> _Description of the task_
Copy each line of the data below with the word "الحافظ".

> _Data shown_

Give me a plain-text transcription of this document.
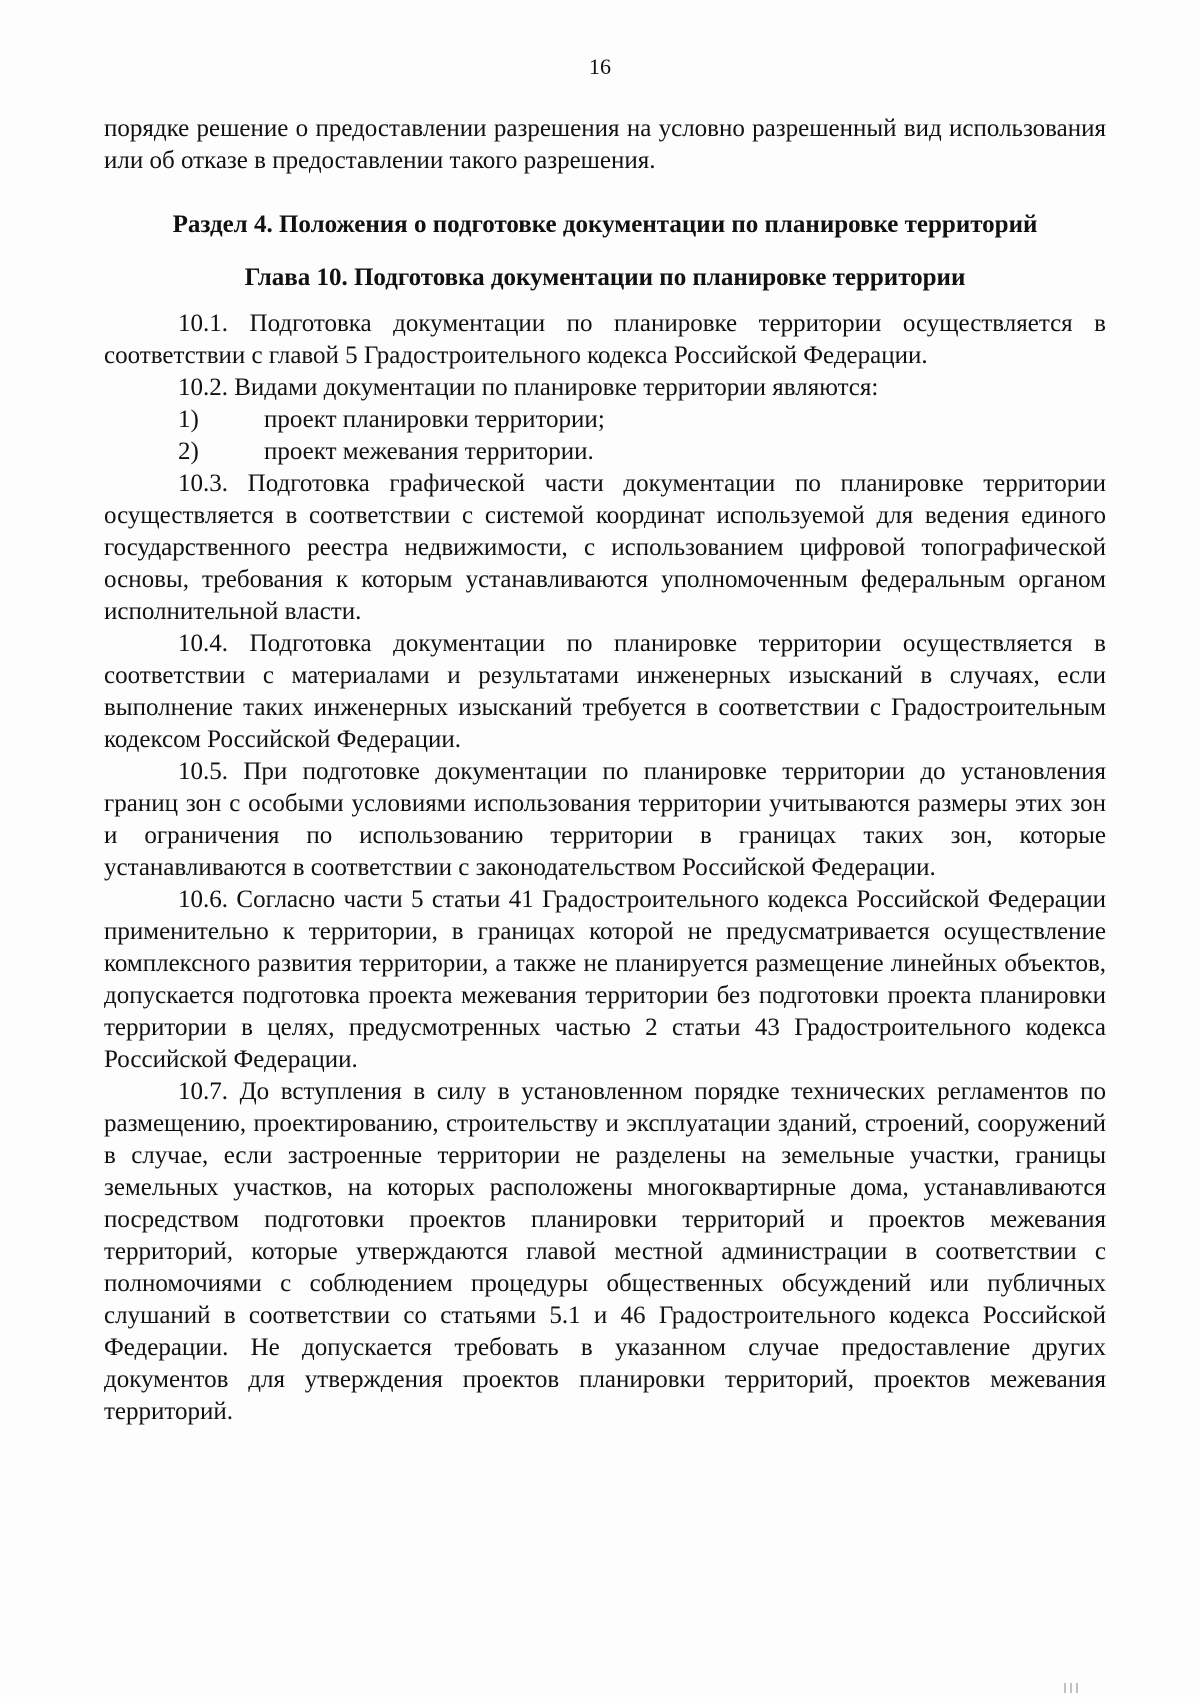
16

порядке решение о предоставлении разрешения на условно разрешенный вид использования или об отказе в предоставлении такого разрешения.

Раздел 4. Положения о подготовке документации по планировке территорий
Глава 10. Подготовка документации по планировке территории

10.1. Подготовка документации по планировке территории осуществляется в соответствии с главой 5 Градостроительного кодекса Российской Федерации.

10.2. Видами документации по планировке территории являются:

1)	проект планировки территории;
2)	проект межевания территории.

10.3. Подготовка графической части документации по планировке территории осуществляется в соответствии с системой координат используемой для ведения единого государственного реестра недвижимости, с использованием цифровой топографической основы, требования к которым устанавливаются уполномоченным федеральным органом исполнительной власти.

10.4. Подготовка документации по планировке территории осуществляется в соответствии с материалами и результатами инженерных изысканий в случаях, если выполнение таких инженерных изысканий требуется в соответствии с Градостроительным кодексом Российской Федерации.

10.5. При подготовке документации по планировке территории до установления границ зон с особыми условиями использования территории учитываются размеры этих зон и ограничения по использованию территории в границах таких зон, которые устанавливаются в соответствии с законодательством Российской Федерации.

10.6. Согласно части 5 статьи 41 Градостроительного кодекса Российской Федерации применительно к территории, в границах которой не предусматривается осуществление комплексного развития территории, а также не планируется размещение линейных объектов, допускается подготовка проекта межевания территории без подготовки проекта планировки территории в целях, предусмотренных частью 2 статьи 43 Градостроительного кодекса Российской Федерации.

10.7. До вступления в силу в установленном порядке технических регламентов по размещению, проектированию, строительству и эксплуатации зданий, строений, сооружений в случае, если застроенные территории не разделены на земельные участки, границы земельных участков, на которых расположены многоквартирные дома, устанавливаются посредством подготовки проектов планировки территорий и проектов межевания территорий, которые утверждаются главой местной администрации в соответствии с полномочиями с соблюдением процедуры общественных обсуждений или публичных слушаний в соответствии со статьями 5.1 и 46 Градостроительного кодекса Российской Федерации. Не допускается требовать в указанном случае предоставление других документов для утверждения проектов планировки территорий, проектов межевания территорий.
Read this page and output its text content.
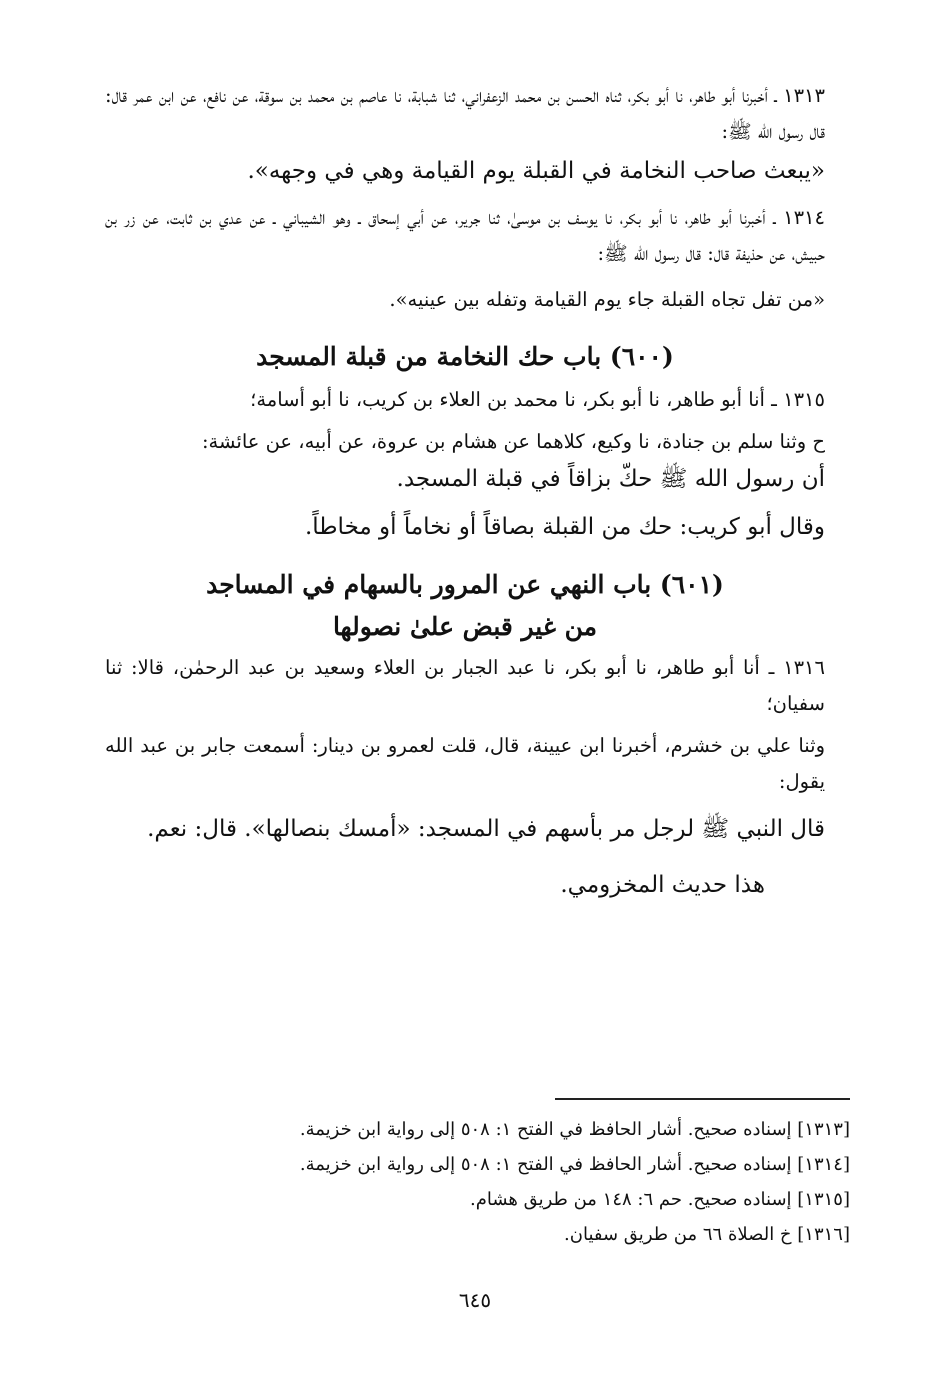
١٣١٣ ـ أخبرنا أبو طاهر، نا أبو بكر، ثناه الحسن بن محمد الزعفراني، ثنا شبابة، نا عاصم بن محمد بن سوقة، عن نافع، عن ابن عمر قال: قال رسول الله ﷺ:

«يبعث صاحب النخامة في القبلة يوم القيامة وهي في وجهه».

١٣١٤ ـ أخبرنا أبو طاهر، نا أبو بكر، نا يوسف بن موسىٰ، ثنا جرير، عن أبي إسحاق ـ وهو الشيباني ـ عن عدي بن ثابت، عن زر بن حبيش، عن حذيفة قال: قال رسول الله ﷺ:

«من تفل تجاه القبلة جاء يوم القيامة وتفله بين عينيه».

(٦٠٠) باب حك النخامة من قبلة المسجد

١٣١٥ ـ أنا أبو طاهر، نا أبو بكر، نا محمد بن العلاء بن كريب، نا أبو أسامة؛

ح وثنا سلم بن جنادة، نا وكيع، كلاهما عن هشام بن عروة، عن أبيه، عن عائشة:

أن رسول الله ﷺ حكّ بزاقاً في قبلة المسجد.

وقال أبو كريب: حك من القبلة بصاقاً أو نخاماً أو مخاطاً.

(٦٠١) باب النهي عن المرور بالسهام في المساجد

من غير قبض علىٰ نصولها

١٣١٦ ـ أنا أبو طاهر، نا أبو بكر، نا عبد الجبار بن العلاء وسعيد بن عبد الرحمٰن، قالا: ثنا سفيان؛

وثنا علي بن خشرم، أخبرنا ابن عيينة، قال، قلت لعمرو بن دينار: أسمعت جابر بن عبد الله يقول:

قال النبي ﷺ لرجل مر بأسهم في المسجد: «أمسك بنصالها». قال: نعم.

هذا حديث المخزومي.

[١٣١٣] إسناده صحيح. أشار الحافظ في الفتح ١: ٥٠٨ إلى رواية ابن خزيمة.

[١٣١٤] إسناده صحيح. أشار الحافظ في الفتح ١: ٥٠٨ إلى رواية ابن خزيمة.

[١٣١٥] إسناده صحيح. حم ٦: ١٤٨ من طريق هشام.

[١٣١٦] خ الصلاة ٦٦ من طريق سفيان.

٦٤٥
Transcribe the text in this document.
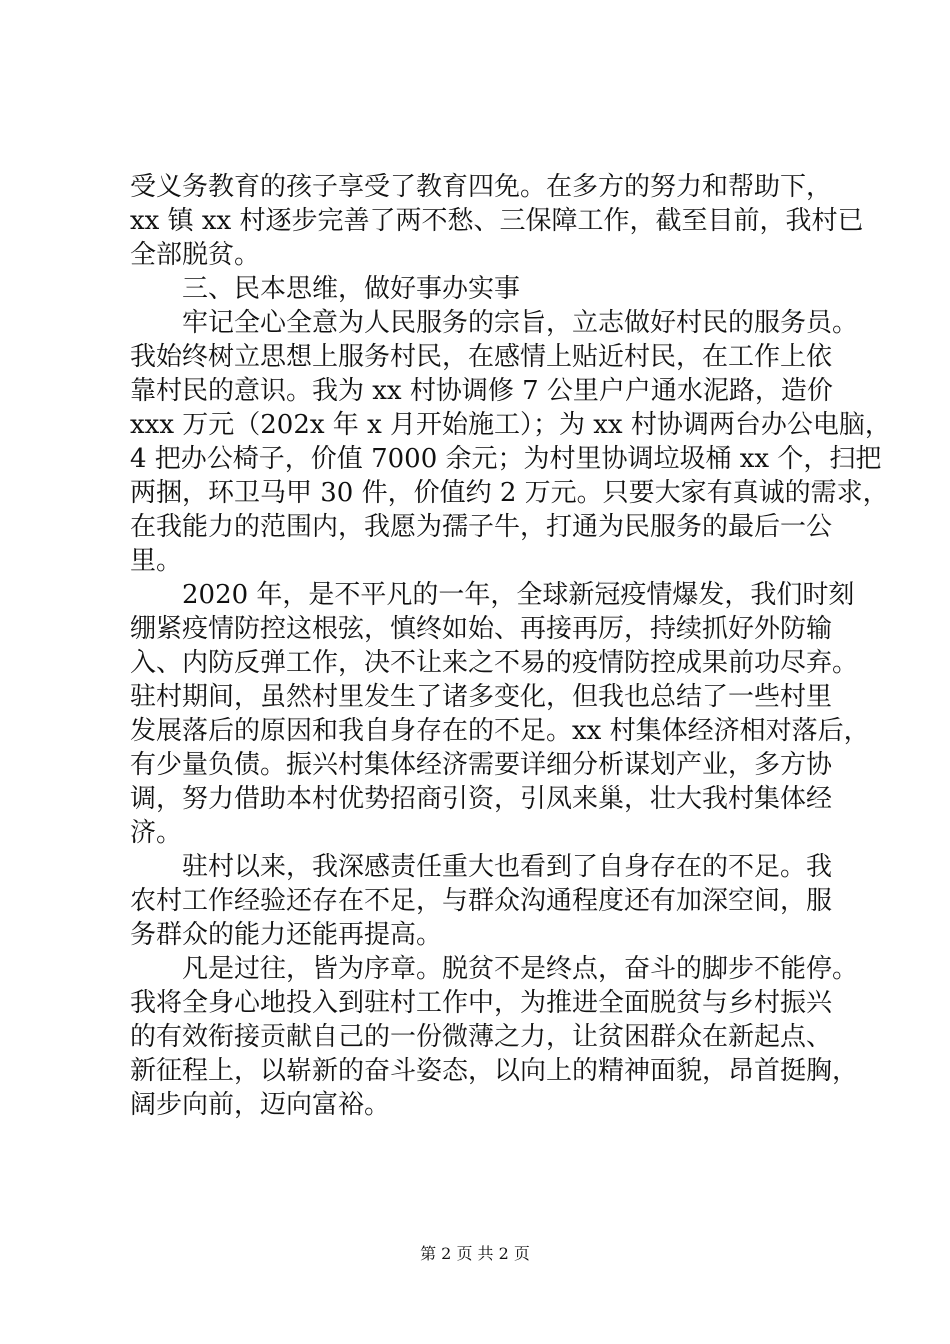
受义务教育的孩子享受了教育四免。在多方的努力和帮助下，
xx 镇 xx 村逐步完善了两不愁、三保障工作，截至目前，我村已
全部脱贫。
三、民本思维，做好事办实事
牢记全心全意为人民服务的宗旨，立志做好村民的服务员。
我始终树立思想上服务村民，在感情上贴近村民，在工作上依
靠村民的意识。我为 xx 村协调修 7 公里户户通水泥路，造价
xxx 万元（202x 年 x 月开始施工）；为 xx 村协调两台办公电脑，
4 把办公椅子，价值 7000 余元；为村里协调垃圾桶 xx 个，扫把
两捆，环卫马甲 30 件，价值约 2 万元。只要大家有真诚的需求，
在我能力的范围内，我愿为孺子牛，打通为民服务的最后一公
里。
2020 年，是不平凡的一年，全球新冠疫情爆发，我们时刻
绷紧疫情防控这根弦，慎终如始、再接再厉，持续抓好外防输
入、内防反弹工作，决不让来之不易的疫情防控成果前功尽弃。
驻村期间，虽然村里发生了诸多变化，但我也总结了一些村里
发展落后的原因和我自身存在的不足。xx 村集体经济相对落后，
有少量负债。振兴村集体经济需要详细分析谋划产业，多方协
调，努力借助本村优势招商引资，引凤来巢，壮大我村集体经
济。
驻村以来，我深感责任重大也看到了自身存在的不足。我
农村工作经验还存在不足，与群众沟通程度还有加深空间，服
务群众的能力还能再提高。
凡是过往，皆为序章。脱贫不是终点，奋斗的脚步不能停。
我将全身心地投入到驻村工作中，为推进全面脱贫与乡村振兴
的有效衔接贡献自己的一份微薄之力，让贫困群众在新起点、
新征程上，以崭新的奋斗姿态，以向上的精神面貌，昂首挺胸，
阔步向前，迈向富裕。
第 2 页 共 2 页
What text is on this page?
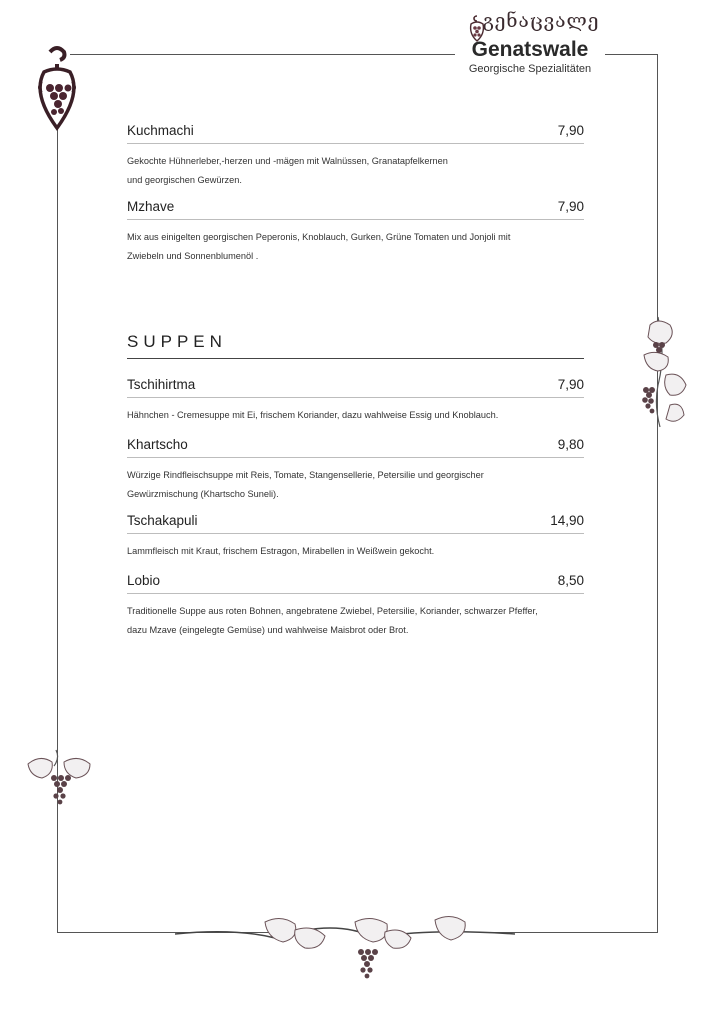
გენაცვალე
Genatswale
Georgische Spezialitäten
Kuchmachi	7,90
Gekochte Hühnerleber,-herzen und -mägen mit Walnüssen, Granatapfelkernen
und georgischen Gewürzen.
Mzhave	7,90
Mix aus einigelten georgischen Peperonis, Knoblauch, Gurken, Grüne Tomaten und Jonjoli mit
Zwiebeln und Sonnenblumenöl .
SUPPEN
Tschihirtma	7,90
Hähnchen - Cremesuppe mit Ei, frischem Koriander, dazu wahlweise Essig und Knoblauch.
Khartscho	9,80
Würzige Rindfleischsuppe mit Reis, Tomate, Stangensellerie, Petersilie und georgischer
Gewürzmischung (Khartscho Suneli).
Tschakapuli	14,90
Lammfleisch mit Kraut, frischem Estragon, Mirabellen in Weißwein gekocht.
Lobio	8,50
Traditionelle Suppe aus roten Bohnen, angebratene Zwiebel, Petersilie, Koriander, schwarzer Pfeffer,
dazu Mzave (eingelegte Gemüse) und wahlweise Maisbrot oder Brot.
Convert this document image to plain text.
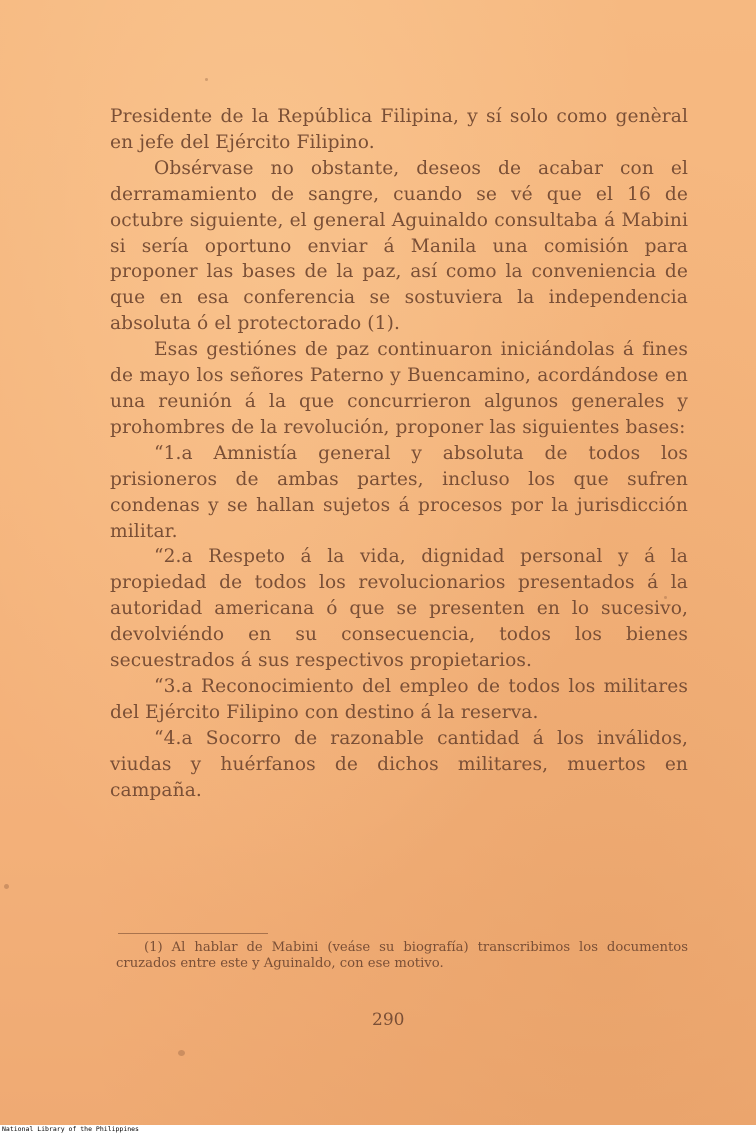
Presidente de la República Filipina, y sí solo como genèral en jefe del Ejército Filipino.

Obsérvase no obstante, deseos de acabar con el derramamiento de sangre, cuando se vé que el 16 de octubre siguiente, el general Aguinaldo consultaba á Mabini si sería oportuno enviar á Manila una comisión para proponer las bases de la paz, así como la conveniencia de que en esa conferencia se sostuviera la independencia absoluta ó el protectorado (1).

Esas gestiónes de paz continuaron iniciándolas á fines de mayo los señores Paterno y Buencamino, acordándose en una reunión á la que concurrieron algunos generales y prohombres de la revolución, proponer las siguientes bases:

“1.a Amnistía general y absoluta de todos los prisioneros de ambas partes, incluso los que sufren condenas y se hallan sujetos á procesos por la jurisdicción militar.

“2.a Respeto á la vida, dignidad personal y á la propiedad de todos los revolucionarios presentados á la autoridad americana ó que se presenten en lo sucesivo, devolviéndo en su consecuencia, todos los bienes secuestrados á sus respectivos propietarios.

“3.a Reconocimiento del empleo de todos los militares del Ejército Filipino con destino á la reserva.

“4.a Socorro de razonable cantidad á los inválidos, viudas y huérfanos de dichos militares, muertos en campaña.

(1) Al hablar de Mabini (veáse su biografía) transcribimos los documentos cruzados entre este y Aguinaldo, con ese motivo.

290
National Library of the Philippines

> _Finished exercise_
[١٣١٣] إسناده صحيح. أشار الحافظ في الفتح ١: ٥٠٨ إلى رواية ابن خزيمة.
[١٣١٤] إسناده صحيح. أشار الحافظ في الفتح ١: ٥٠٨ إلى رواية ابن خزيمة.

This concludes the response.